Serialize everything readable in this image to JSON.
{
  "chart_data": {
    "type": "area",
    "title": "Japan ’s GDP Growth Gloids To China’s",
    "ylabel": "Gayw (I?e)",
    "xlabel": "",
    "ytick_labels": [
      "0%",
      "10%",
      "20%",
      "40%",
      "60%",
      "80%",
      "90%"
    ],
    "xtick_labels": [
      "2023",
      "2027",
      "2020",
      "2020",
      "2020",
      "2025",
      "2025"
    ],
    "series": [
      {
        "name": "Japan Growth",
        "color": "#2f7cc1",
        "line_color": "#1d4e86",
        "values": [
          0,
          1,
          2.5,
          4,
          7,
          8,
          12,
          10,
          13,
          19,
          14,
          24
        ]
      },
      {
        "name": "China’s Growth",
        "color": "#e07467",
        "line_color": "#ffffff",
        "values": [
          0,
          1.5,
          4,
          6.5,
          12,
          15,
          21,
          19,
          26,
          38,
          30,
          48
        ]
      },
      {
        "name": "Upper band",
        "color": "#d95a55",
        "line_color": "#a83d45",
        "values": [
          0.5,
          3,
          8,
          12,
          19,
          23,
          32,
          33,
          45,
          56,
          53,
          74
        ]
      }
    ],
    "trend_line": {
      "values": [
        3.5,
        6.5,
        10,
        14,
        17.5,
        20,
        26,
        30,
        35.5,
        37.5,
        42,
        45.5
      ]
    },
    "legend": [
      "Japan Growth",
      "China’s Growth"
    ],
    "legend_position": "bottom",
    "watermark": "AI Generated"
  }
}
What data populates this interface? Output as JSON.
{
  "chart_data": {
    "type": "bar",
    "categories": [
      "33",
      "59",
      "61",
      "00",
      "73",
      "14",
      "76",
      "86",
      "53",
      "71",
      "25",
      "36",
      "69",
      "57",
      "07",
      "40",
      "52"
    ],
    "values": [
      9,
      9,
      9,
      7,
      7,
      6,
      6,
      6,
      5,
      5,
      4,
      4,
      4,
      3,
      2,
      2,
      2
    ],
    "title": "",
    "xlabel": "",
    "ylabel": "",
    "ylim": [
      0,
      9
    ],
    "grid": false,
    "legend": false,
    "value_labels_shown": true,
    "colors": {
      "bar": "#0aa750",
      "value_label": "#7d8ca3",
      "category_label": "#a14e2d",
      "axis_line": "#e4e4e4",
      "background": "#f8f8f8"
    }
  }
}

- - - - -

AIM: All the data must be duplicated exactly, with nothing added or removed.

WRITTEN RESPONSE:
Serialize everything readable in this image to JSON.
{
  "chart_data": {
    "type": "area",
    "title": "Japan ’s GDP Growth Gloids To China’s",
    "ylabel": "Gayw (I?e)",
    "xlabel": "",
    "ytick_labels": [
      "0%",
      "10%",
      "20%",
      "40%",
      "60%",
      "80%",
      "90%"
    ],
    "xtick_labels": [
      "2023",
      "2027",
      "2020",
      "2020",
      "2020",
      "2025",
      "2025"
    ],
    "series": [
      {
        "name": "Japan Growth",
        "color": "#2f7cc1",
        "line_color": "#1d4e86",
        "values": [
          0,
          1,
          2.5,
          4,
          7,
          8,
          12,
          10,
          13,
          19,
          14,
          24
        ]
      },
      {
        "name": "China’s Growth",
        "color": "#e07467",
        "line_color": "#ffffff",
        "values": [
          0,
          1.5,
          4,
          6.5,
          12,
          15,
          21,
          19,
          26,
          38,
          30,
          48
        ]
      },
      {
        "name": "Upper band",
        "color": "#d95a55",
        "line_color": "#a83d45",
        "values": [
          0.5,
          3,
          8,
          12,
          19,
          23,
          32,
          33,
          45,
          56,
          53,
          74
        ]
      }
    ],
    "trend_line": {
      "values": [
        3.5,
        6.5,
        10,
        14,
        17.5,
        20,
        26,
        30,
        35.5,
        37.5,
        42,
        45.5
      ]
    },
    "legend": [
      "Japan Growth",
      "China’s Growth"
    ],
    "legend_position": "bottom",
    "watermark": "AI Generated"
  }
}
What data populates this interface? Output as JSON.
{
  "chart_data": {
    "type": "bar",
    "categories": [
      "33",
      "59",
      "61",
      "00",
      "73",
      "14",
      "76",
      "86",
      "53",
      "71",
      "25",
      "36",
      "69",
      "57",
      "07",
      "40",
      "52"
    ],
    "values": [
      9,
      9,
      9,
      7,
      7,
      6,
      6,
      6,
      5,
      5,
      4,
      4,
      4,
      3,
      2,
      2,
      2
    ],
    "title": "",
    "xlabel": "",
    "ylabel": "",
    "ylim": [
      0,
      9
    ],
    "grid": false,
    "legend": false,
    "value_labels_shown": true,
    "colors": {
      "bar": "#0aa750",
      "value_label": "#7d8ca3",
      "category_label": "#a14e2d",
      "axis_line": "#e4e4e4",
      "background": "#f8f8f8"
    }
  }
}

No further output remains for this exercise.